▶ Task to complete
State how many lines of the entries hold the string "brothers", and output nothing but that count.
──────── Data listing
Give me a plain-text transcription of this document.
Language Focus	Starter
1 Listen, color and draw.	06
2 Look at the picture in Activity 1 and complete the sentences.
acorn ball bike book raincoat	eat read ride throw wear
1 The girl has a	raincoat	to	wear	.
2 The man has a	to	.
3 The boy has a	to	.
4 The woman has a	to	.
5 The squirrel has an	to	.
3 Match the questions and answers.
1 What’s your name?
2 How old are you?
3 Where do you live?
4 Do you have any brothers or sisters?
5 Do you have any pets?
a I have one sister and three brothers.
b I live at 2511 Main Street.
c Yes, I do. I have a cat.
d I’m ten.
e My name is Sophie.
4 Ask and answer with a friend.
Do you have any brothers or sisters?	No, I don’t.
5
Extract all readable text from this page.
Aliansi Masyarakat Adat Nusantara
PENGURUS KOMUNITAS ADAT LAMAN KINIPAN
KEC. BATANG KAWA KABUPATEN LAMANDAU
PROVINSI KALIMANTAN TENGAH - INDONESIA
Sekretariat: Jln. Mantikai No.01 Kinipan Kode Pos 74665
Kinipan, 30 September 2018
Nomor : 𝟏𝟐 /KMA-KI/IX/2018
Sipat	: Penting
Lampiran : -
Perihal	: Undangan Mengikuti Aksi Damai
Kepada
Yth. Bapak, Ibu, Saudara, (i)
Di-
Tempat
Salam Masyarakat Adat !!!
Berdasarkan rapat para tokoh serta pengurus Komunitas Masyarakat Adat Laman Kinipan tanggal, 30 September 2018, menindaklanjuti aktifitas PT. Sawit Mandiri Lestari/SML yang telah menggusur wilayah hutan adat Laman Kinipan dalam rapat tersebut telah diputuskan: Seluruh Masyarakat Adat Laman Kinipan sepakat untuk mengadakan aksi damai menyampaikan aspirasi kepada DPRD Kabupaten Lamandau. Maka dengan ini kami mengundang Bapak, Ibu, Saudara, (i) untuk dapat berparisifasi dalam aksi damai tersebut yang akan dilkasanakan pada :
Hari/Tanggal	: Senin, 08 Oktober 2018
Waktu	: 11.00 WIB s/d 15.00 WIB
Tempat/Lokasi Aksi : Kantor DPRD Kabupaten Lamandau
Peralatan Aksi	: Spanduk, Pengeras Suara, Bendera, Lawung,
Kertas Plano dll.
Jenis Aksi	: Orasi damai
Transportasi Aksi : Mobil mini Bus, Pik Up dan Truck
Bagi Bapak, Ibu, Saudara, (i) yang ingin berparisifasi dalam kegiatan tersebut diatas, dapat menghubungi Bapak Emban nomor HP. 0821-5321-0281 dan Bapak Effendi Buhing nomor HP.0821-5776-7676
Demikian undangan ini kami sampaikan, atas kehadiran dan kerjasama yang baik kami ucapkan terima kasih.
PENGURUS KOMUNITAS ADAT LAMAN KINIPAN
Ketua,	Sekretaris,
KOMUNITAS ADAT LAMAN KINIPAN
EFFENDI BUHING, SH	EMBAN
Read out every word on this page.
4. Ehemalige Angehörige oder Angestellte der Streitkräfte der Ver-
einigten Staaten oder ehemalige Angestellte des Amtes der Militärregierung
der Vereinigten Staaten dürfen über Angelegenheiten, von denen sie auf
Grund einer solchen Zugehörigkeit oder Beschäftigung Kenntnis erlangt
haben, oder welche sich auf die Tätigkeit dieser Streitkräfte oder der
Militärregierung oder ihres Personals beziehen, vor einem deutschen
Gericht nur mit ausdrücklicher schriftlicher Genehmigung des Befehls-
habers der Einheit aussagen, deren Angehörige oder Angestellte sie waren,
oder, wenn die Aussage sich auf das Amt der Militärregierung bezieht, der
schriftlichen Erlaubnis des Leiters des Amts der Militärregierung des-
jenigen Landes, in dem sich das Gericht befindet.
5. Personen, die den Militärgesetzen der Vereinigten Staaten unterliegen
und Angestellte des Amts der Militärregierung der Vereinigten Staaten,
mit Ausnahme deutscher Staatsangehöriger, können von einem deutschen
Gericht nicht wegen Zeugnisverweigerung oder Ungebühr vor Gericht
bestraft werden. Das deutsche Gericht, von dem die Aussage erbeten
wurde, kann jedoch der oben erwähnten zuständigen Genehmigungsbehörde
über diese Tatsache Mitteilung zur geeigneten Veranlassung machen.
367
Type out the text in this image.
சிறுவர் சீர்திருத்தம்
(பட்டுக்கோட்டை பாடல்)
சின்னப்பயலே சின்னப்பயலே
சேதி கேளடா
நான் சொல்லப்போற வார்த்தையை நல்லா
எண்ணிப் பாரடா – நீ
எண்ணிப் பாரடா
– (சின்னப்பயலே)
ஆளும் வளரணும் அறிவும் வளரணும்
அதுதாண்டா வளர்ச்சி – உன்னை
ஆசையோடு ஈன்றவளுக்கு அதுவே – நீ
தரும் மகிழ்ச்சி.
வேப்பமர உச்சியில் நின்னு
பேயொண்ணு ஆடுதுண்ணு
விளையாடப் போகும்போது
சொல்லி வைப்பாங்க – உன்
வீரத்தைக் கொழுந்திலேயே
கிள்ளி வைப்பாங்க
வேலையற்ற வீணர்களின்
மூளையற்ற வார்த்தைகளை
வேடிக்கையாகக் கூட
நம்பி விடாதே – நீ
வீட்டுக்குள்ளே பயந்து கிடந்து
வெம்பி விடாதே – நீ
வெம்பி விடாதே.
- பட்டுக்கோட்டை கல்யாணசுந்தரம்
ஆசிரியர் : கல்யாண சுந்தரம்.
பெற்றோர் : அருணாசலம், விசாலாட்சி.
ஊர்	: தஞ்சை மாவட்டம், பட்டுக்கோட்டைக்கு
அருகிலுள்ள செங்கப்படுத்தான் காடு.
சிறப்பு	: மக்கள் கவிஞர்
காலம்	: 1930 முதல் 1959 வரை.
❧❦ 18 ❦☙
────────────────
▶ Written response
3